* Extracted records
******************************
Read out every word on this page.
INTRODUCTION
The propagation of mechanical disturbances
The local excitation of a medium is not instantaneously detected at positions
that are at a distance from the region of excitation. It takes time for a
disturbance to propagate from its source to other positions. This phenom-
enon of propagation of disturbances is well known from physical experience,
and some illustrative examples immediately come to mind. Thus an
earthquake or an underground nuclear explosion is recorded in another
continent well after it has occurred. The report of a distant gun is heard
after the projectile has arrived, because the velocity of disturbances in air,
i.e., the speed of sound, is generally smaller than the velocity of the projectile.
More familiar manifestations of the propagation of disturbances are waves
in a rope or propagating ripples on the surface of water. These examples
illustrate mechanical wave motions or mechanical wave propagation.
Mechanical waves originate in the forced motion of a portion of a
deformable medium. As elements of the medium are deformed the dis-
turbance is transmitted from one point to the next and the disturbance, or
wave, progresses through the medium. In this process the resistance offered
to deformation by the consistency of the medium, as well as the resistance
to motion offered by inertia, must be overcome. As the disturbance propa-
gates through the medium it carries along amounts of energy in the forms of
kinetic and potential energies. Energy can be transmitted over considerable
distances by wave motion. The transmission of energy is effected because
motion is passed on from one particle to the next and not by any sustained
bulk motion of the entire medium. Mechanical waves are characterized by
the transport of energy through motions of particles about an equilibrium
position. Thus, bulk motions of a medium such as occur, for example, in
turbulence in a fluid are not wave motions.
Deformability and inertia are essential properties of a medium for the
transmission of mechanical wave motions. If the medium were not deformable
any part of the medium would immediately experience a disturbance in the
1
******************************
* Required task
All of the data above should be transcribed exactly.

* Response for this exercise
Read out every word on this page.
INTRODUCTION
The propagation of mechanical disturbances
The local excitation of a medium is not instantaneously detected at positions
that are at a distance from the region of excitation. It takes time for a
disturbance to propagate from its source to other positions. This phenom-
enon of propagation of disturbances is well known from physical experience,
and some illustrative examples immediately come to mind. Thus an
earthquake or an underground nuclear explosion is recorded in another
continent well after it has occurred. The report of a distant gun is heard
after the projectile has arrived, because the velocity of disturbances in air,
i.e., the speed of sound, is generally smaller than the velocity of the projectile.
More familiar manifestations of the propagation of disturbances are waves
in a rope or propagating ripples on the surface of water. These examples
illustrate mechanical wave motions or mechanical wave propagation.
Mechanical waves originate in the forced motion of a portion of a
deformable medium. As elements of the medium are deformed the dis-
turbance is transmitted from one point to the next and the disturbance, or
wave, progresses through the medium. In this process the resistance offered
to deformation by the consistency of the medium, as well as the resistance
to motion offered by inertia, must be overcome. As the disturbance propa-
gates through the medium it carries along amounts of energy in the forms of
kinetic and potential energies. Energy can be transmitted over considerable
distances by wave motion. The transmission of energy is effected because
motion is passed on from one particle to the next and not by any sustained
bulk motion of the entire medium. Mechanical waves are characterized by
the transport of energy through motions of particles about an equilibrium
position. Thus, bulk motions of a medium such as occur, for example, in
turbulence in a fluid are not wave motions.
Deformability and inertia are essential properties of a medium for the
transmission of mechanical wave motions. If the medium were not deformable
any part of the medium would immediately experience a disturbance in the
1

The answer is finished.